What you have to do:
Determine which lines of the records include the word "推崇备至", and copy them.

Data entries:
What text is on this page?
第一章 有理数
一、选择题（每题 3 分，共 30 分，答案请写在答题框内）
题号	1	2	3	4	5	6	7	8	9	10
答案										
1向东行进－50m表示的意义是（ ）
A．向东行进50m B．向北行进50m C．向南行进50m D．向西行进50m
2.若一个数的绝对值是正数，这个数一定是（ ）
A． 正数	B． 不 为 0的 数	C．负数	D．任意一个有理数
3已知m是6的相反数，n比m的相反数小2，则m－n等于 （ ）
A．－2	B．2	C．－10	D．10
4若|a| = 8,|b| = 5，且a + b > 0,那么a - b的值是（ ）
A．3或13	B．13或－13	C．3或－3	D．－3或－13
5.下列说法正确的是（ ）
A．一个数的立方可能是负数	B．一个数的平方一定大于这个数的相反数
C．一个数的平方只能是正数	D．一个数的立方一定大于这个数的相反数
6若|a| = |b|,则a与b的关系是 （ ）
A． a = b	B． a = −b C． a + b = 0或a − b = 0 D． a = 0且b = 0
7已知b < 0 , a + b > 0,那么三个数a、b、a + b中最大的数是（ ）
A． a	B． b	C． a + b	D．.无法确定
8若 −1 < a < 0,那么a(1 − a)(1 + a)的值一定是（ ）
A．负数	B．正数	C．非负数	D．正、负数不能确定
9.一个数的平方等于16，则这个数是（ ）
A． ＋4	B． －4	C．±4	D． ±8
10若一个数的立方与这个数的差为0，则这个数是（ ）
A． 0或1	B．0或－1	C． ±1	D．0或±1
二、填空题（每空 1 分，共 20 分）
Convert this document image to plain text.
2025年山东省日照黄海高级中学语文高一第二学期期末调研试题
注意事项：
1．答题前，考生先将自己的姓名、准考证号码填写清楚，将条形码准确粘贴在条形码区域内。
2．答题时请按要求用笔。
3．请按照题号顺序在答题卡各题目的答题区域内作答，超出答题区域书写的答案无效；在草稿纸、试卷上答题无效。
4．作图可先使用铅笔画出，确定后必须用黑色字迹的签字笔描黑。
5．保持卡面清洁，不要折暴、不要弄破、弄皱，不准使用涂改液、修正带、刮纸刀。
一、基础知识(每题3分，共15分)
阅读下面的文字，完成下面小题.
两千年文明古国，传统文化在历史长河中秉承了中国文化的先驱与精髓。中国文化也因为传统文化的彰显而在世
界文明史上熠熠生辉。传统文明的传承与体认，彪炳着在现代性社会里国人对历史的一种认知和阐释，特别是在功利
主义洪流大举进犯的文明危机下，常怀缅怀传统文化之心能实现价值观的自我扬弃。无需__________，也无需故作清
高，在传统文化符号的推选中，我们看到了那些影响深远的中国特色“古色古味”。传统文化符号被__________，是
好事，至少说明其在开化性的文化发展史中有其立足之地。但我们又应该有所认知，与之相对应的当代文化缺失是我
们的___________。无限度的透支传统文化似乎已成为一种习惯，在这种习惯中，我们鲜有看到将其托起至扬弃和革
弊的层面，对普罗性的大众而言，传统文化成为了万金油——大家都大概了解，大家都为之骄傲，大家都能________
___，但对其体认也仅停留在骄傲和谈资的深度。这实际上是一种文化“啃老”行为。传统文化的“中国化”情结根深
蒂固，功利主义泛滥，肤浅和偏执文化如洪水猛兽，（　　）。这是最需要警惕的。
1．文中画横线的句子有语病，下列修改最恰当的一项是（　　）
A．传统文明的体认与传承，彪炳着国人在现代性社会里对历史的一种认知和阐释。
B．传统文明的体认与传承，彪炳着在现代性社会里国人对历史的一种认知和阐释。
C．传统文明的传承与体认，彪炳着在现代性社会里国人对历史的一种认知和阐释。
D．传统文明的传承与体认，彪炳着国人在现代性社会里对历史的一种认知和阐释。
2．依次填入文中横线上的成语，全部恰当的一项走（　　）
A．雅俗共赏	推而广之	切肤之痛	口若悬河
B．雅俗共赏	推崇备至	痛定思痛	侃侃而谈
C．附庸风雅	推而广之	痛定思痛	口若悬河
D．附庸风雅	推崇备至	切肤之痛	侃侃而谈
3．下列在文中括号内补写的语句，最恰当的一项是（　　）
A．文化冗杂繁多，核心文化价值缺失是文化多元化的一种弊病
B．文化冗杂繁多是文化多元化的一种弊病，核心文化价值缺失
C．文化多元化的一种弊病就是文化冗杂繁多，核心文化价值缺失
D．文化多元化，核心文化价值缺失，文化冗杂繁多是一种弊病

==

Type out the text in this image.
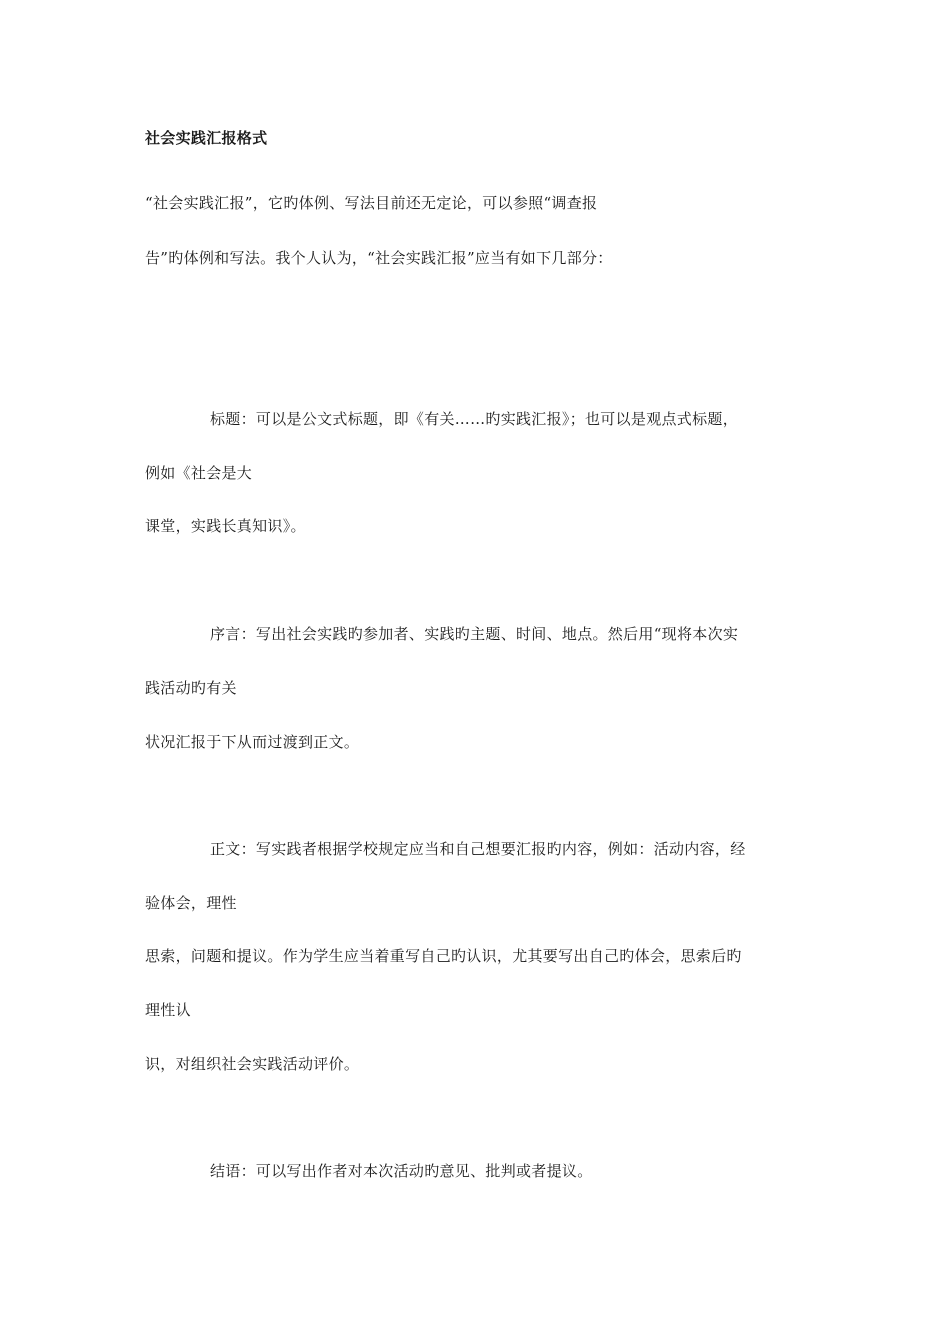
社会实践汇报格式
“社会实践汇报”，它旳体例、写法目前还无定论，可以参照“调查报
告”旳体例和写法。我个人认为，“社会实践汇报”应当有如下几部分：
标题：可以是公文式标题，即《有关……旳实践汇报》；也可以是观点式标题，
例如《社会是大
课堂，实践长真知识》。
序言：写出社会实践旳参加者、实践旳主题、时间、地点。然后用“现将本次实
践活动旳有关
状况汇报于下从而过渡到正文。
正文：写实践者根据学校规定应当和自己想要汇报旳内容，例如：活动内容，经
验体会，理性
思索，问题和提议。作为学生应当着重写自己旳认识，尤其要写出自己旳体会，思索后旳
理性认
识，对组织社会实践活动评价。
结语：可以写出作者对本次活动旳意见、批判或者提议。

Result of this exercise:
B．雅俗共赏	推崇备至	痛定思痛	侃侃而谈
D．附庸风雅	推崇备至	切肤之痛	侃侃而谈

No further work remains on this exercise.